### [To do]
Copy out each line containing "Kövesligethy" from the entries below.
____ Extracted entries
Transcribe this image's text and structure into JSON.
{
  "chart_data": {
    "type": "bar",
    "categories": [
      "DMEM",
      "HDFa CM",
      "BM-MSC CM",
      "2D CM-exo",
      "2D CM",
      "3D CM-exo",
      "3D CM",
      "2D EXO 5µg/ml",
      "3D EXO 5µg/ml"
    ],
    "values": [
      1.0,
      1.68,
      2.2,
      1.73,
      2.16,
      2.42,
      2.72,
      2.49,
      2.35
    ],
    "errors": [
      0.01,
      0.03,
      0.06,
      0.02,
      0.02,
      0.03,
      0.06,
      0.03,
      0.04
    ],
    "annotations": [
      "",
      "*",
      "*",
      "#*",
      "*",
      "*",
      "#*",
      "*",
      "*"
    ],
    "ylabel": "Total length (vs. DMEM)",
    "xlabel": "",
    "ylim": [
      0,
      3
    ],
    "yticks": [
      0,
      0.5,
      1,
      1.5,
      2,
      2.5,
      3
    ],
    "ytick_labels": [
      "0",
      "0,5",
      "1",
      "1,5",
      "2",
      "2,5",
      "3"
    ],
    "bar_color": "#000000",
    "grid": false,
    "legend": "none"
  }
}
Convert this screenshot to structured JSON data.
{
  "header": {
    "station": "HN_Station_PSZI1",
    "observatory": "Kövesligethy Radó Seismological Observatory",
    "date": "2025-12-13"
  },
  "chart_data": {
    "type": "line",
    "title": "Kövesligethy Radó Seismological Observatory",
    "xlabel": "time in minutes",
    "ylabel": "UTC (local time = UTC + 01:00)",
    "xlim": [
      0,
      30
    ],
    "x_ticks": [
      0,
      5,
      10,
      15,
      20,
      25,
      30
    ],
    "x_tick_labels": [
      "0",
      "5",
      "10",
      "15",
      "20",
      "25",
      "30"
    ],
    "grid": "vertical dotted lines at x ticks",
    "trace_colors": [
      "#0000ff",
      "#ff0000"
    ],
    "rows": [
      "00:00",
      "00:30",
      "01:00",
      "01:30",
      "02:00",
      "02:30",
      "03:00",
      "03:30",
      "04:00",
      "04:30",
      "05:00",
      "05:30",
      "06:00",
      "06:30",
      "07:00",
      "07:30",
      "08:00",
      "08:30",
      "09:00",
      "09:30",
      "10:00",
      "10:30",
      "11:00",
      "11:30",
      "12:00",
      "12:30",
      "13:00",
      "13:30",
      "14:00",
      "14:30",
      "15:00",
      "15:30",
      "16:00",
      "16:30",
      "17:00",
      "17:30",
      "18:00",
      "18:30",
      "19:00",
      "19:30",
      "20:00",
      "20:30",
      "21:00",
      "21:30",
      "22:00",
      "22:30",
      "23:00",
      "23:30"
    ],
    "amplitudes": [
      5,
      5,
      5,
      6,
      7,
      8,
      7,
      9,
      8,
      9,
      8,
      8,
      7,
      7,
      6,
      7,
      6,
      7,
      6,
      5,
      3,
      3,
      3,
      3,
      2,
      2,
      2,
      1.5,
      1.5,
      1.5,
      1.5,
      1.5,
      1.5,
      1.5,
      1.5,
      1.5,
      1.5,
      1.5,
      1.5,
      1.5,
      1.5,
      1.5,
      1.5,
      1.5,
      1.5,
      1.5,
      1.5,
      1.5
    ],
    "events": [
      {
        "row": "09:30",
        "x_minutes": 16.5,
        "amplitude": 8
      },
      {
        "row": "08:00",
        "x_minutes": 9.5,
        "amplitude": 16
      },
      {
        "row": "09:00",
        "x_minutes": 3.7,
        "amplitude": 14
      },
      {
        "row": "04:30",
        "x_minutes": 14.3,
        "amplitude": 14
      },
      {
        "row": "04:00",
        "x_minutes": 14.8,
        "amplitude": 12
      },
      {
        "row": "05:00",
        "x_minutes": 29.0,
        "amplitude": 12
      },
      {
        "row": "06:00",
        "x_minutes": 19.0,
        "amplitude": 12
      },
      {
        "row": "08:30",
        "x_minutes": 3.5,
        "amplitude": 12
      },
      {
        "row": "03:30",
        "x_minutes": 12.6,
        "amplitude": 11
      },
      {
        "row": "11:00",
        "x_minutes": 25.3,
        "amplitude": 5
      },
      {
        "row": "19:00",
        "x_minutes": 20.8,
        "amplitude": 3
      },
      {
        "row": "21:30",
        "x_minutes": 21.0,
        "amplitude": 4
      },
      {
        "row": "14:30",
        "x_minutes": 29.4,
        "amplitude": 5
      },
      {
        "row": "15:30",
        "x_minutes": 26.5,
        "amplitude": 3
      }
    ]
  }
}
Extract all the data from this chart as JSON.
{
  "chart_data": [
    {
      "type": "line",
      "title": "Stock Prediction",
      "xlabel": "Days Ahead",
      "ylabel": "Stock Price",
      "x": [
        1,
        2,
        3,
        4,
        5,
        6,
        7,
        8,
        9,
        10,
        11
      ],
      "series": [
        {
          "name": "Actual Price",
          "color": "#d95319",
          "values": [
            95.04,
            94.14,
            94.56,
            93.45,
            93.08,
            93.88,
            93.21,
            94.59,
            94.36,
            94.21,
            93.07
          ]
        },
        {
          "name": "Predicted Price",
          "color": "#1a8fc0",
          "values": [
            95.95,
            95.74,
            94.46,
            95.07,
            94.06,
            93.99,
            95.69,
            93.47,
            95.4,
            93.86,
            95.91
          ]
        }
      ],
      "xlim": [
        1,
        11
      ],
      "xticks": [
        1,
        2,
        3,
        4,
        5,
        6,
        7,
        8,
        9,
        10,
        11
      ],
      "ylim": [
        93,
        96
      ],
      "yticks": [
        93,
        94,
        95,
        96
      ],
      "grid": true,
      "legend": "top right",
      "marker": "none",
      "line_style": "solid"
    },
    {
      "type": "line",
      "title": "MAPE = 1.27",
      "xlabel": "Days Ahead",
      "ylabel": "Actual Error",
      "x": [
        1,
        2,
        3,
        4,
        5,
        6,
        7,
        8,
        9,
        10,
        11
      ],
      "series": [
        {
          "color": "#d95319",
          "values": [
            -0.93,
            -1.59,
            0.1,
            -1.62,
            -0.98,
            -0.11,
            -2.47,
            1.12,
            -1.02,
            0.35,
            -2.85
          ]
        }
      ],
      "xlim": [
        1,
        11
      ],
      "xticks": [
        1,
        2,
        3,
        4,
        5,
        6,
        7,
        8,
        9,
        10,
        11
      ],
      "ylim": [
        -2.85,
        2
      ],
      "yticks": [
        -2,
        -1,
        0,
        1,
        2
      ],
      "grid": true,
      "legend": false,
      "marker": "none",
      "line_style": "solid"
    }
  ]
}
________
### [Correct output]
    "observatory": "Kövesligethy Radó Seismological Observatory",
    "title": "Kövesligethy Radó Seismological Observatory",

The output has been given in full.